REQUIREMENTS: Render every entry exactly as it appears.

============================================================

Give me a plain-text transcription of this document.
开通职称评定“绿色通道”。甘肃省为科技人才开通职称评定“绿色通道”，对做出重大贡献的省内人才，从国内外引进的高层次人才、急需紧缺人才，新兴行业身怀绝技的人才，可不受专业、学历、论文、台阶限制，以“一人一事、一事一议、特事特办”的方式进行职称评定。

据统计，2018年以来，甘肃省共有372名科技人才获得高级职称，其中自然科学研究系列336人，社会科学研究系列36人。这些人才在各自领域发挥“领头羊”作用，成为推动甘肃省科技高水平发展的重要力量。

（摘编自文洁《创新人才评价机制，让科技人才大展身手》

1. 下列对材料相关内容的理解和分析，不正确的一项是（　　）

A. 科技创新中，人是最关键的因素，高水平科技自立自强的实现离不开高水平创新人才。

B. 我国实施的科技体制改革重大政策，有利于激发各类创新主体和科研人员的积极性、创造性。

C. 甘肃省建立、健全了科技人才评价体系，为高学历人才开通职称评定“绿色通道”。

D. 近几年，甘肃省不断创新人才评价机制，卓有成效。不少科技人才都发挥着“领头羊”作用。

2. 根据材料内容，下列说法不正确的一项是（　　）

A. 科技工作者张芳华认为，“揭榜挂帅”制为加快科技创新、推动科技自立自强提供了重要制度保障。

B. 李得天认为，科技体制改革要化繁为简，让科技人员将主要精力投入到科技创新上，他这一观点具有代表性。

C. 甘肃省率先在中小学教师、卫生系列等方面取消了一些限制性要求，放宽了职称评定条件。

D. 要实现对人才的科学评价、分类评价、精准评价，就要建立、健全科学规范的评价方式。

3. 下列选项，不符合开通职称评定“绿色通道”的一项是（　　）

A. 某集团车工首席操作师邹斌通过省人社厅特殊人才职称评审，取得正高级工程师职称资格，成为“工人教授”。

============================================================

OUTPUT FOR THIS EXERCISE:
Give me a plain-text transcription of this document.
开通职称评定“绿色通道”。甘肃省为科技人才开通职称评定“绿色通道”，对做出重大贡献的省内人才，从国内外引进的高层次人才、急需紧缺人才，新兴行业身怀绝技的人才，可不受专业、学历、论文、台阶限制，以“一人一事、一事一议、特事特办”的方式进行职称评定。

据统计，2018年以来，甘肃省共有372名科技人才获得高级职称，其中自然科学研究系列336人，社会科学研究系列36人。这些人才在各自领域发挥“领头羊”作用，成为推动甘肃省科技高水平发展的重要力量。

（摘编自文洁《创新人才评价机制，让科技人才大展身手》

1. 下列对材料相关内容的理解和分析，不正确的一项是（　　）

A. 科技创新中，人是最关键的因素，高水平科技自立自强的实现离不开高水平创新人才。

B. 我国实施的科技体制改革重大政策，有利于激发各类创新主体和科研人员的积极性、创造性。

C. 甘肃省建立、健全了科技人才评价体系，为高学历人才开通职称评定“绿色通道”。

D. 近几年，甘肃省不断创新人才评价机制，卓有成效。不少科技人才都发挥着“领头羊”作用。

2. 根据材料内容，下列说法不正确的一项是（　　）

A. 科技工作者张芳华认为，“揭榜挂帅”制为加快科技创新、推动科技自立自强提供了重要制度保障。

B. 李得天认为，科技体制改革要化繁为简，让科技人员将主要精力投入到科技创新上，他这一观点具有代表性。

C. 甘肃省率先在中小学教师、卫生系列等方面取消了一些限制性要求，放宽了职称评定条件。

D. 要实现对人才的科学评价、分类评价、精准评价，就要建立、健全科学规范的评价方式。

3. 下列选项，不符合开通职称评定“绿色通道”的一项是（　　）

A. 某集团车工首席操作师邹斌通过省人社厅特殊人才职称评审，取得正高级工程师职称资格，成为“工人教授”。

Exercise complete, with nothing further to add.